Textauszug:
Der Dirigent im Beiheft zur Aufnahme dazu:
"... (Beide) Projekt(e) ermöglichten es allen Beteiligten tief in die kollektiven Gedanken und Erfahrungen einzutauchen, die den Bau der „Kathedrale“ Lohengrin bestimmt haben. Am 2. Juli 1850 schrieb Wagner in einem Brief an Liszt: „Gieb die Oper wie sie ist – streiche nichts!“ Dementsprechend wurde das Werk in Gänze aufgeführt und aufgezeichnet...“

So hört man die Gralserzählung in voller Länge mit der zweiten Strophe. Wagner hatte zu Lebzeiten kaum Tenöre gefunden, die diese Mammutaufgabe bewältigen konnten. Bychkov hingegen – wie vorher schon Daniel Barenboim auf seiner Lohengrin Aufnahme mit Peter Seiffert – fand ebenfalls in Johan Bota einen (Helden)-Tenor der ersten Güte, der diese Gralserzählung zum neuen Gesamterlebnis macht.
Bota studierte in seiner Heimat Südafrika und stand bereits mit 24 Jahren als Max im Freischütz auf der Bühne. Er ist ein wirklich idealer Lohengrin sowohl vom Timbre als auch von der Ausstrahlung. Ich ziehe ihn jederzeit Klaus Florian Vogt vor.

Bota ist niemals weinerlich und trotzdem hat er den nötigen Schmelz der italienisch gefärbten Tenöre den Wagner für seinen Lohengrin, seine „italienischste“ Oper, wie er einst selber bemerkte, vorschrieb. Gleichzeitig hat Bota die stimmliche Kraft Lohengrin den Glanz des überirdischen Helden zu verleihen.

Diese Aufnahme präsentiert die Ortrud aus der Neuenfels-Inszenierung, Petra Lang, aber ganz anders und noch intensiver als in Bayreuth. Kwanchul Youn singt König Heinrich und Adrianne Pieczonke eine überzeugende Elsa von Brabant, die an Lieblichkeit und Zerbrechlichkeit nichts zu wünschen übrig lässt. Noch ein Glanzpunkt: der berühmte Wagner Bassist Rene Pape in seiner Bestform als Telramund.

Arbeitsaufträge:
1 – Kopiere aus dem Textauszug zur Lohengrin-Aufnahme wortgetreu die Stelle von „Diese Aufnahme präsentiert“ bis einschließlich „Bestform als Telramund.“.
2 – Schreib den Textauszug zur Lohengrin-Aufnahme im Anschluss an seinen letzten Satz weiter.
Die Datensätze stammen aus einer anderen Quelle als der Textauszug.

Vorliegende Angaben:
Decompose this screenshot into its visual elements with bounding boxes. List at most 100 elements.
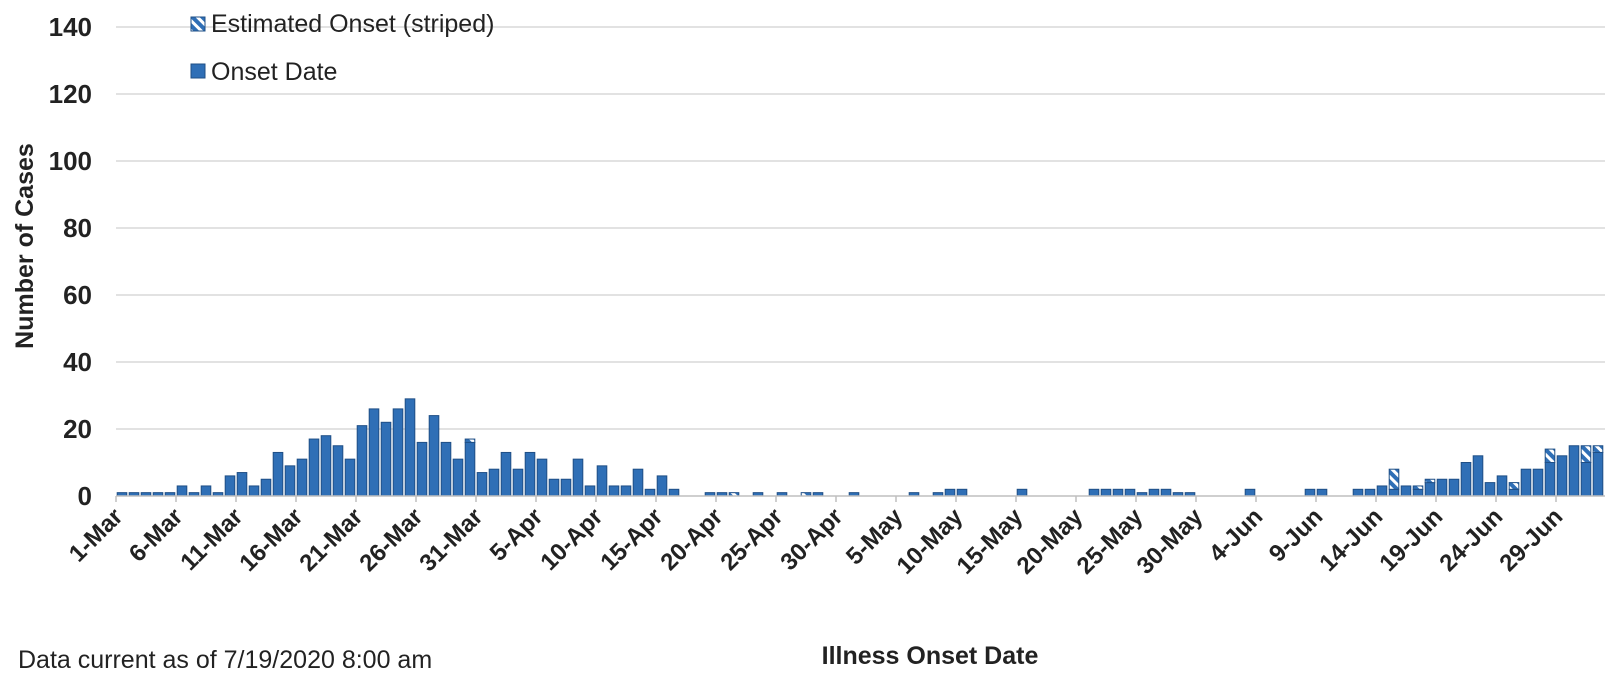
bar-onset [284, 465, 296, 497]
bar-onset [1124, 488, 1136, 497]
bar-onset [1448, 478, 1460, 497]
x-tick-label: 31-Mar [414, 503, 488, 577]
x-tick-label: 29-Jun [1494, 503, 1568, 577]
x-axis-ticks: 1-Mar6-Mar11-Mar16-Mar21-Mar26-Mar31-Mar… [64, 496, 1605, 580]
bar-onset [608, 485, 620, 497]
bar-onset [416, 441, 428, 497]
x-tick-label: 24-Jun [1434, 503, 1508, 577]
bar-onset [1460, 462, 1472, 497]
legend-label-onset: Onset Date [211, 58, 337, 86]
bar-onset [1436, 478, 1448, 497]
bar-onset [368, 408, 380, 497]
legend-label-estimated: Estimated Onset (striped) [211, 10, 494, 38]
bar-onset [1148, 488, 1160, 497]
bar-onset [944, 488, 956, 497]
bar-onset [956, 488, 968, 497]
bar-onset [1400, 485, 1412, 497]
bar-onset [1316, 488, 1328, 497]
bar-estimated [1580, 445, 1592, 463]
bar-onset [176, 485, 188, 497]
bar-onset [1160, 488, 1172, 497]
bar-onset [1484, 482, 1496, 497]
bar-onset [1376, 485, 1388, 497]
bar-onset [1520, 468, 1532, 497]
x-tick-label: 25-May [1072, 503, 1149, 580]
x-tick-label: 4 [1600, 503, 1605, 532]
y-axis-ticks: 0 20 40 60 80 100 120 140 [49, 12, 92, 511]
bar-onset [1244, 488, 1256, 497]
bar-onset [1352, 488, 1364, 497]
bar-onset [1508, 488, 1520, 497]
bar-onset [584, 485, 596, 497]
bar-onset [1016, 488, 1028, 497]
x-tick-label: 25-Apr [715, 503, 788, 576]
bar-onset [344, 458, 356, 497]
bar-onset [452, 458, 464, 497]
y-tick-label: 140 [49, 12, 92, 42]
bar-onset [1088, 488, 1100, 497]
legend-swatch-estimated [190, 16, 206, 32]
bar-onset [1112, 488, 1124, 497]
bar-onset [1472, 455, 1484, 497]
bar-onset [572, 458, 584, 497]
x-tick-label: 30-May [1132, 503, 1209, 580]
x-tick-label: 4-Jun [1204, 503, 1268, 567]
bar-onset [668, 488, 680, 497]
bar-onset [1364, 488, 1376, 497]
bar-onset [1532, 468, 1544, 497]
y-tick-label: 40 [63, 347, 92, 377]
bar-onset [224, 475, 236, 497]
bar-onset [260, 478, 272, 497]
bar-onset [296, 458, 308, 497]
bar-onset [524, 451, 536, 497]
bar-onset [320, 435, 332, 497]
y-tick-label: 0 [78, 481, 92, 511]
bar-onset [200, 485, 212, 497]
bar-onset [560, 478, 572, 497]
x-tick-label: 16-Mar [234, 503, 308, 577]
x-tick-label: 26-Mar [354, 503, 428, 577]
bar-onset [536, 458, 548, 497]
bar-onset [1580, 462, 1592, 497]
bar-onset [308, 438, 320, 497]
x-axis-title: Illness Onset Date [822, 642, 1039, 670]
y-tick-label: 80 [63, 213, 92, 243]
bar-onset [632, 468, 644, 497]
bar-onset [1496, 475, 1508, 497]
legend: Estimated Onset (striped) Onset Date [190, 10, 494, 86]
bar-onset [440, 441, 452, 497]
bar-onset [644, 488, 656, 497]
x-tick-label: 20-May [1012, 503, 1089, 580]
x-tick-label: 21-Mar [294, 503, 368, 577]
x-tick-label: 1-Mar [64, 503, 128, 567]
bar-onset [1544, 462, 1556, 497]
x-tick-label: 19-Jun [1374, 503, 1448, 577]
bar-onset [596, 465, 608, 497]
x-tick-label: 15-Apr [595, 503, 668, 576]
bar-onset [1304, 488, 1316, 497]
bar-onset [404, 398, 416, 497]
legend-swatch-onset [190, 63, 206, 79]
bar-onset [1556, 455, 1568, 497]
bar-estimated [1544, 448, 1556, 464]
x-tick-label: 11-Mar [175, 503, 248, 576]
bar-onset [356, 425, 368, 497]
bar-onset [464, 441, 476, 497]
bar-onset [1568, 445, 1580, 497]
bar-estimated [464, 438, 476, 443]
bar-estimated [1424, 478, 1436, 484]
x-tick-label: 10-May [892, 503, 969, 580]
bar-onset [392, 408, 404, 497]
footnote: Data current as of 7/19/2020 8:00 am [18, 646, 432, 674]
y-tick-label: 100 [49, 146, 92, 176]
gridlines [116, 26, 1605, 430]
bar-onset [236, 472, 248, 497]
x-tick-label: 20-Apr [655, 503, 728, 576]
bar-onset [332, 445, 344, 497]
bars [116, 398, 1604, 497]
bar-onset [1388, 488, 1400, 497]
bar-estimated [1412, 485, 1424, 490]
bar-onset [1592, 451, 1604, 497]
bar-onset [476, 472, 488, 497]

Erwartete Ergebnisse:
1 –
Diese Aufnahme präsentiert die Ortrud aus der Neuenfels-Inszenierung, Petra Lang, aber ganz anders und noch intensiver als in Bayreuth. Kwanchul Youn singt König Heinrich und Adrianne Pieczonke eine überzeugende Elsa von Brabant, die an Lieblichkeit und Zerbrechlichkeit nichts zu wünschen übrig lässt. Noch ein Glanzpunkt: der berühmte Wagner Bassist Rene Pape in seiner Bestform als Telramund.

2 –
Ein weiteres Highlight der Aufnahme – Bychkov hat keine Angst vor Wagners „Pathos“. Er dirigiert eine Vollblutmusik die von der ersten Sekunde an mitreißt. Besonders die „Stretta“, die er da frech am Ende des ersten Aktes einbaut, als das Volk quasi in der Musik jauchzend aufspringt und dem siegreichen Schwanenritter zujubelt : „Heil Deiner Fahrt, Preis Deiner Art“ – da kann man im Orchester die Menge toben hören – schneller und schneller bis zum Bruchpunkt. Einfach toll.

Russen statt Ratten für den modernen, mitreißenden Wagner, sage ich.
Bayreuth scheint das wohl irgendwie auch gemerkt zu haben. Lud man doch den russischen Dirigenten Kirill Petrenko ein, 2013 musikalisch den Jubiläums Ring zu leiten. Mal sehen ob’s hilft. Bis dahin sei der enorme Lohengrin von Bychkov empfohlen.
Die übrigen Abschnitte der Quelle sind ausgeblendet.